§ Stated problem:
Pull out every line in the items below that contains the string "Acres", matching case exactly.

§ Material for this exercise:

..........

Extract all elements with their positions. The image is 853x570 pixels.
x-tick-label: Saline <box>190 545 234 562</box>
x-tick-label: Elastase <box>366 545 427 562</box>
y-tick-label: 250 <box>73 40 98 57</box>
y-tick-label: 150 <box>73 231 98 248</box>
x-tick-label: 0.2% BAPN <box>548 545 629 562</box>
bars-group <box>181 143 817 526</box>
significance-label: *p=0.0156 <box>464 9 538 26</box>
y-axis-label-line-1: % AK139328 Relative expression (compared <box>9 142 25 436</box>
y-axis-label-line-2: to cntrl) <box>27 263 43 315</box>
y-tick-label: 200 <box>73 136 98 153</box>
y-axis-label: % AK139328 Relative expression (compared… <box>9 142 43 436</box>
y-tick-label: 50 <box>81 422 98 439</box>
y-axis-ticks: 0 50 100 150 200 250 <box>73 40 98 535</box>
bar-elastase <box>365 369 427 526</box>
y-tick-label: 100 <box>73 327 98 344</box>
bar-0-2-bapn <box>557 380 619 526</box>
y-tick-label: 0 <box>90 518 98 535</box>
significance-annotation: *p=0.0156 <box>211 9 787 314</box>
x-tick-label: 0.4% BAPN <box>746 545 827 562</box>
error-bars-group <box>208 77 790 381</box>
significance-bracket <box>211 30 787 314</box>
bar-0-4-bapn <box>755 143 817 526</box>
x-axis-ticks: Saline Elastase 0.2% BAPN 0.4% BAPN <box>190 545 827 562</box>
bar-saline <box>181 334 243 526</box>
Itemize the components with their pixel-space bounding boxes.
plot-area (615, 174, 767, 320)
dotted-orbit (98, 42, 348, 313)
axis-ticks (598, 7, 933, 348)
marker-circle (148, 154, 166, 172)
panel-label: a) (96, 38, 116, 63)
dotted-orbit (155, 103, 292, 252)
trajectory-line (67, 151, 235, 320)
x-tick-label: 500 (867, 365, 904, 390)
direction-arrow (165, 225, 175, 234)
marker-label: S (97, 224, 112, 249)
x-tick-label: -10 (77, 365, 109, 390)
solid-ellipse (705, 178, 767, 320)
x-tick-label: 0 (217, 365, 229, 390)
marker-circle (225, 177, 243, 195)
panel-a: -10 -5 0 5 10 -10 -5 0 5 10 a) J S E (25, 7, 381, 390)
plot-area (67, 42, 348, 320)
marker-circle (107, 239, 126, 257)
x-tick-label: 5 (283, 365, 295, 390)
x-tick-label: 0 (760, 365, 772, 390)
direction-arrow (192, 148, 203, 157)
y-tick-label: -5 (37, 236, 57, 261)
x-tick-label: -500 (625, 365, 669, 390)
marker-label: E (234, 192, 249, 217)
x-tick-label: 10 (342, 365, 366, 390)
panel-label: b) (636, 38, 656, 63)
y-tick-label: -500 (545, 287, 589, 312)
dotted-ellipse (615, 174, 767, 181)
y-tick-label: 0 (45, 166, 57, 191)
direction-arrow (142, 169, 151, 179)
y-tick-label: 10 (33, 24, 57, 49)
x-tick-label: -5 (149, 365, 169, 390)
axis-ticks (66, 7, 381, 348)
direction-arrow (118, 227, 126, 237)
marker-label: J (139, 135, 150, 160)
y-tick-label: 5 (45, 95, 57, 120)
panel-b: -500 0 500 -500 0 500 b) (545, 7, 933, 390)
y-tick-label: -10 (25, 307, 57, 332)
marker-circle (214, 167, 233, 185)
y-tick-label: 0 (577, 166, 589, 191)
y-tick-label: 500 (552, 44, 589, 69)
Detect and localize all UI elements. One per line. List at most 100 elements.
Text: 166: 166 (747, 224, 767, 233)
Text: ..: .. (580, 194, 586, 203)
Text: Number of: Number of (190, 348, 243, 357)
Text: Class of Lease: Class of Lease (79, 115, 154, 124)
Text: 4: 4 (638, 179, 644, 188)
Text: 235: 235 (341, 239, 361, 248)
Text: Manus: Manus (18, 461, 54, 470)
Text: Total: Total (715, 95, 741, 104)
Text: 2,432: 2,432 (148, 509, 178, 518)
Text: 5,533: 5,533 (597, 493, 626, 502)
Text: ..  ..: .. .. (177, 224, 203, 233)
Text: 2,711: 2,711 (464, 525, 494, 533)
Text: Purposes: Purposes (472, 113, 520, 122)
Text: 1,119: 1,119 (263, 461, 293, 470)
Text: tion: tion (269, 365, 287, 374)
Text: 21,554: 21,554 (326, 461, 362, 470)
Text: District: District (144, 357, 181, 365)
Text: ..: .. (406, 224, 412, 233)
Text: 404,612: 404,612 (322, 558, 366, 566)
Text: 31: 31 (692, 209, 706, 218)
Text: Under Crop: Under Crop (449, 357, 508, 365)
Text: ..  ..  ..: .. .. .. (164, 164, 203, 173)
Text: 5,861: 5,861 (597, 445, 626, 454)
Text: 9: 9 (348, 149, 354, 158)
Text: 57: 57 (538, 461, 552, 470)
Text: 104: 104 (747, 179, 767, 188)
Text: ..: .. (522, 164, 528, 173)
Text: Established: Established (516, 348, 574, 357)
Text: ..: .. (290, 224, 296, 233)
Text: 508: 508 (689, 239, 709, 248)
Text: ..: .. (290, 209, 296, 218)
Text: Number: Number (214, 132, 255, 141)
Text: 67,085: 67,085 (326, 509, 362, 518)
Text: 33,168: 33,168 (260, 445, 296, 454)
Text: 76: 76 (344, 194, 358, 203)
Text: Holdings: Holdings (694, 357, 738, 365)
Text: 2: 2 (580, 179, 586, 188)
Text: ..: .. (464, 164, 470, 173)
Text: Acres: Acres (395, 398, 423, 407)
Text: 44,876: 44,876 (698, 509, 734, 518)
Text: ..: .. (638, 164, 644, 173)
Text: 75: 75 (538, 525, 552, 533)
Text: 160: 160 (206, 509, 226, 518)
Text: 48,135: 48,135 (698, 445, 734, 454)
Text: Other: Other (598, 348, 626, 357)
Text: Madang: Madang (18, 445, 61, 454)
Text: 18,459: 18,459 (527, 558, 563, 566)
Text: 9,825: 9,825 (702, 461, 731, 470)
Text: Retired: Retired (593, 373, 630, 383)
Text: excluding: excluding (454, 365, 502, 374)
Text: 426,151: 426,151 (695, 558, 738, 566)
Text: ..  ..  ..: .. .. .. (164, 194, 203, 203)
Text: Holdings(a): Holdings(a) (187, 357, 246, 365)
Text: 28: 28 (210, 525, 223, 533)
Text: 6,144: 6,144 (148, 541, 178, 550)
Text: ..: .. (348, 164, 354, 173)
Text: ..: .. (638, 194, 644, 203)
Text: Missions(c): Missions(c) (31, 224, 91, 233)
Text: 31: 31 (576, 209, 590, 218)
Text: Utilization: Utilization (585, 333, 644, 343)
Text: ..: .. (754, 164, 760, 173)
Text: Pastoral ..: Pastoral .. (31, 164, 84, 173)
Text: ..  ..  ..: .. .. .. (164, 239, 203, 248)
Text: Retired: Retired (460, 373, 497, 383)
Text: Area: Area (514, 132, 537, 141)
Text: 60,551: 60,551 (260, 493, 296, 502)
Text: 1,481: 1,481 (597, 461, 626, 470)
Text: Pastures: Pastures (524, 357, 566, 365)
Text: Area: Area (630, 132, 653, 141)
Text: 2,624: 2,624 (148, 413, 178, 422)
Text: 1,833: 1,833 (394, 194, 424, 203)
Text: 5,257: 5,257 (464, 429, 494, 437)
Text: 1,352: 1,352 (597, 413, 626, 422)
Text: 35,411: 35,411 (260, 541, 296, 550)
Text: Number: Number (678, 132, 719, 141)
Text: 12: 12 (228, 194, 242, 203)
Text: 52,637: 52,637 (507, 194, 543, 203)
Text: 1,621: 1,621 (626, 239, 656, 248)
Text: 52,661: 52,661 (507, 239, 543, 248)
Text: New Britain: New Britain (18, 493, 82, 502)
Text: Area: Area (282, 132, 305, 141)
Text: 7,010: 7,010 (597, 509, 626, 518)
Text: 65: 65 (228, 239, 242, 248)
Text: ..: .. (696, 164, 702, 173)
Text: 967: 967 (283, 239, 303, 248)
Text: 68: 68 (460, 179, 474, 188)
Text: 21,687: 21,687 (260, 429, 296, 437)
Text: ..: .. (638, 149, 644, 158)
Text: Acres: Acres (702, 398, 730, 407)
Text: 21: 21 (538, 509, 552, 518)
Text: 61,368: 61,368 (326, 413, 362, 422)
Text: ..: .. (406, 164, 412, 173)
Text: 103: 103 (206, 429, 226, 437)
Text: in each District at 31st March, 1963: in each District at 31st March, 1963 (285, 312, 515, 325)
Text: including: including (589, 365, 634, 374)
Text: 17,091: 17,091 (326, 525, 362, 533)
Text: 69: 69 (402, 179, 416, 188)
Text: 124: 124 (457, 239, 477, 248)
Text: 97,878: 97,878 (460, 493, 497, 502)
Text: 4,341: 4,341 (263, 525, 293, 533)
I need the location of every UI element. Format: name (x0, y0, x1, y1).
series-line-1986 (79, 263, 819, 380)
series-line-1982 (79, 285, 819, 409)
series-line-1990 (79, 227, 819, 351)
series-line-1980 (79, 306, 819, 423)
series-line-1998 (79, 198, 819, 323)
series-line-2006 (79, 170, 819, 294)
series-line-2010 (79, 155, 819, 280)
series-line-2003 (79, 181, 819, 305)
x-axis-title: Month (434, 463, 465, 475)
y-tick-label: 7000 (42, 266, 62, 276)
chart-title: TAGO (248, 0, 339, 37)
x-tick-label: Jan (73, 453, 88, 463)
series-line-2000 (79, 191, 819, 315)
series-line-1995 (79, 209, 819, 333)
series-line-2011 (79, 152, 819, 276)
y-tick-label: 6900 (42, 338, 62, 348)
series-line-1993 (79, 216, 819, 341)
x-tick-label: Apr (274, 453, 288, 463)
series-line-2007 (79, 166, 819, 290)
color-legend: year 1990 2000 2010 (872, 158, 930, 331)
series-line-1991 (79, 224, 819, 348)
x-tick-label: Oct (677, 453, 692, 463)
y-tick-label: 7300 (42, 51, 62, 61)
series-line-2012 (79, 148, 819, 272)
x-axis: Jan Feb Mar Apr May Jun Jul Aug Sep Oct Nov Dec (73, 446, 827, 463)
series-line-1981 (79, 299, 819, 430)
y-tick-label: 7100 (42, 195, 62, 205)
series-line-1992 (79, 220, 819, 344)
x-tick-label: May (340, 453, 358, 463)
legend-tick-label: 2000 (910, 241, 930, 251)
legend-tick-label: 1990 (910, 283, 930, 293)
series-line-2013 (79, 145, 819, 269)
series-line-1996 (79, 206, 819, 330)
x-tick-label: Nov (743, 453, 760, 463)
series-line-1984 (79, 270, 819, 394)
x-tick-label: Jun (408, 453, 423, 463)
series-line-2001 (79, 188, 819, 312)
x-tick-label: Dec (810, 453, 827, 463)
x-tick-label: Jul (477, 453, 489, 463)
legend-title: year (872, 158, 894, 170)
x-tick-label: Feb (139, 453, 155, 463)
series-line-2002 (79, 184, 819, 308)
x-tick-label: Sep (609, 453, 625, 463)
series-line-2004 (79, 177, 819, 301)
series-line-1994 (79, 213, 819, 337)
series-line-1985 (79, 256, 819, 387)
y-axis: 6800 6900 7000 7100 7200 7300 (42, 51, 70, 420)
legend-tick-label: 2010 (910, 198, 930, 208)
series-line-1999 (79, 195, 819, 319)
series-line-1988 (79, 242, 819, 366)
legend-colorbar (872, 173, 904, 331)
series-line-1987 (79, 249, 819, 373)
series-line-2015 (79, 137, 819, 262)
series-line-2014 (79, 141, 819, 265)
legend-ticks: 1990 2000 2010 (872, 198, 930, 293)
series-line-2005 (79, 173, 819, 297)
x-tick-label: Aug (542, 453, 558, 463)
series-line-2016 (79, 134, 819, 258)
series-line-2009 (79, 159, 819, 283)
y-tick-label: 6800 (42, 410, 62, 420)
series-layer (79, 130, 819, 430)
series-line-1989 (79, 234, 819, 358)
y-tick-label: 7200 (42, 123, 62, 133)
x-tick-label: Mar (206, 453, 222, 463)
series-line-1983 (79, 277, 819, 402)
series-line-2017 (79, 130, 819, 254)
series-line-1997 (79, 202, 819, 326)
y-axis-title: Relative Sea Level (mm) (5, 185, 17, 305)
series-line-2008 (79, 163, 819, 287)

..........

§ Answer for the task:
Text: Acres: Acres (395, 398, 423, 407)
Text: Acres: Acres (702, 398, 730, 407)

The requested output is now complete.